### Work to complete
Return every line below that contains the string "peak".

— begin Input rows —

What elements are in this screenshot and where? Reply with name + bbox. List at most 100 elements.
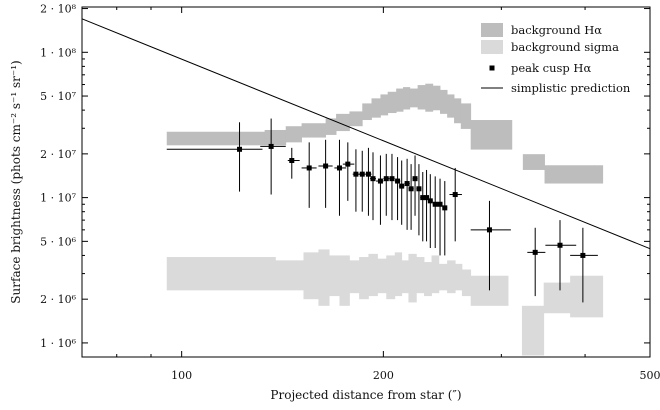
data-marker: [404, 181, 410, 187]
y-tick-label: 1 · 10⁶: [40, 337, 76, 350]
legend-item-background-sigma: background sigma: [481, 40, 619, 54]
background-sigma-band-5: [339, 255, 350, 306]
data-point-6: [342, 142, 355, 201]
data-point-24: [437, 178, 443, 256]
y-tick-label: 2 · 10⁸: [40, 3, 76, 16]
background-sigma-band-22: [521, 305, 545, 356]
background-h-band-7: [362, 103, 372, 121]
data-marker: [389, 176, 395, 182]
background-sigma-band-6: [349, 260, 360, 294]
data-point-12: [383, 153, 390, 216]
data-point-3: [301, 142, 317, 208]
legend-marker: [489, 65, 495, 71]
background-h-band-11: [396, 88, 404, 112]
data-marker: [323, 163, 329, 169]
data-point-22: [427, 174, 433, 249]
background-sigma-band-20: [461, 269, 472, 297]
data-point-27: [470, 200, 511, 291]
data-marker: [359, 171, 365, 177]
data-point-17: [408, 164, 414, 230]
background-sigma-band-19: [455, 263, 463, 291]
background-h-band-0: [166, 131, 266, 146]
background-h-band-8: [371, 98, 381, 118]
legend-item-simplistic-prediction: simplistic prediction: [481, 81, 631, 95]
y-tick-label: 5 · 10⁷: [40, 90, 76, 103]
y-tick-label: 1 · 10⁸: [40, 46, 76, 59]
background-h-band-24: [594, 165, 604, 184]
data-marker: [370, 176, 376, 182]
data-marker: [420, 195, 426, 201]
data-point-4: [318, 139, 333, 208]
x-axis-label: Projected distance from star (″): [270, 388, 461, 402]
data-point-15: [398, 160, 405, 225]
data-point-11: [375, 155, 384, 225]
x-tick-label: 500: [640, 369, 660, 382]
background-h-band-12: [403, 87, 411, 110]
legend-item-peak-cusp-h: peak cusp Hα: [489, 61, 591, 75]
data-point-13: [389, 153, 395, 221]
background-sigma-band-12: [401, 260, 409, 294]
data-point-8: [359, 150, 366, 212]
y-tick-label: 2 · 10⁶: [40, 293, 76, 306]
data-point-20: [420, 172, 426, 242]
data-point-14: [394, 157, 401, 221]
data-point-23: [432, 176, 438, 249]
data-marker: [427, 198, 433, 204]
background-h-band-21: [470, 120, 513, 150]
background-sigma-band-23: [543, 282, 571, 314]
background-h-band-19: [454, 98, 462, 124]
background-sigma-band-10: [386, 255, 396, 300]
legend-label: background sigma: [511, 40, 619, 54]
background-h-band-5: [336, 113, 350, 132]
data-point-0: [166, 122, 263, 192]
data-point-30: [570, 227, 598, 303]
data-point-21: [424, 169, 430, 242]
prediction-line-layer: [81, 18, 651, 250]
data-marker: [399, 183, 405, 189]
data-point-18: [412, 155, 418, 216]
legend-label: simplistic prediction: [511, 81, 631, 95]
data-marker: [395, 178, 401, 184]
data-marker: [365, 171, 371, 177]
data-marker: [345, 161, 351, 167]
data-marker: [412, 176, 418, 182]
background-h-band-23: [544, 165, 595, 184]
axis-ticks: 100 200 500 1 · 10⁶ 2 · 10⁶ 5 · 10⁶ 1 · 10⁷ 2 ·…: [40, 3, 660, 382]
background-sigma-band-16: [431, 255, 440, 294]
background-h-band-22: [522, 154, 545, 170]
background-sigma-band-2: [303, 252, 319, 300]
data-marker: [237, 146, 243, 152]
data-marker: [416, 186, 422, 192]
legend-item-background-h: background Hα: [481, 23, 602, 37]
background-sigma-band-8: [368, 253, 378, 297]
background-h-band-6: [349, 111, 363, 127]
data-marker: [353, 171, 359, 177]
plot-frame: [81, 6, 651, 358]
background-h-band-20: [460, 103, 472, 129]
background-h-band-13: [409, 88, 419, 108]
background-h-band-2: [285, 126, 302, 143]
background-sigma-band-15: [424, 262, 432, 297]
data-point-2: [287, 147, 300, 179]
y-tick-label: 5 · 10⁶: [40, 235, 76, 248]
data-marker: [486, 227, 492, 233]
data-point-16: [404, 158, 410, 230]
background-sigma-band-14: [416, 257, 425, 294]
background-h-band-3: [301, 123, 327, 138]
y-tick-label: 1 · 10⁷: [40, 192, 76, 205]
legend: background Hα background sigma peak cusp H…: [481, 23, 631, 95]
background-sigma-band-18: [447, 260, 456, 294]
background-sigma-band-13: [408, 253, 417, 303]
data-point-26: [449, 167, 462, 242]
data-point-10: [369, 152, 376, 221]
background-sigma-band-0: [166, 257, 276, 291]
legend-swatch: [481, 23, 503, 37]
legend-swatch: [481, 40, 503, 54]
legend-label: peak cusp Hα: [511, 61, 591, 75]
x-tick-label: 200: [373, 369, 394, 382]
background-h-band-1: [264, 129, 287, 146]
data-marker: [268, 143, 274, 149]
data-point-19: [416, 164, 422, 236]
data-point-5: [334, 139, 347, 216]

— end Input rows —

### Problem solution
legend-item-peak-cusp-h: peak cusp Hα: [489, 61, 591, 75]
legend: background Hα background sigma peak cusp H…: [481, 23, 631, 95]
legend-label: peak cusp Hα: [511, 61, 591, 75]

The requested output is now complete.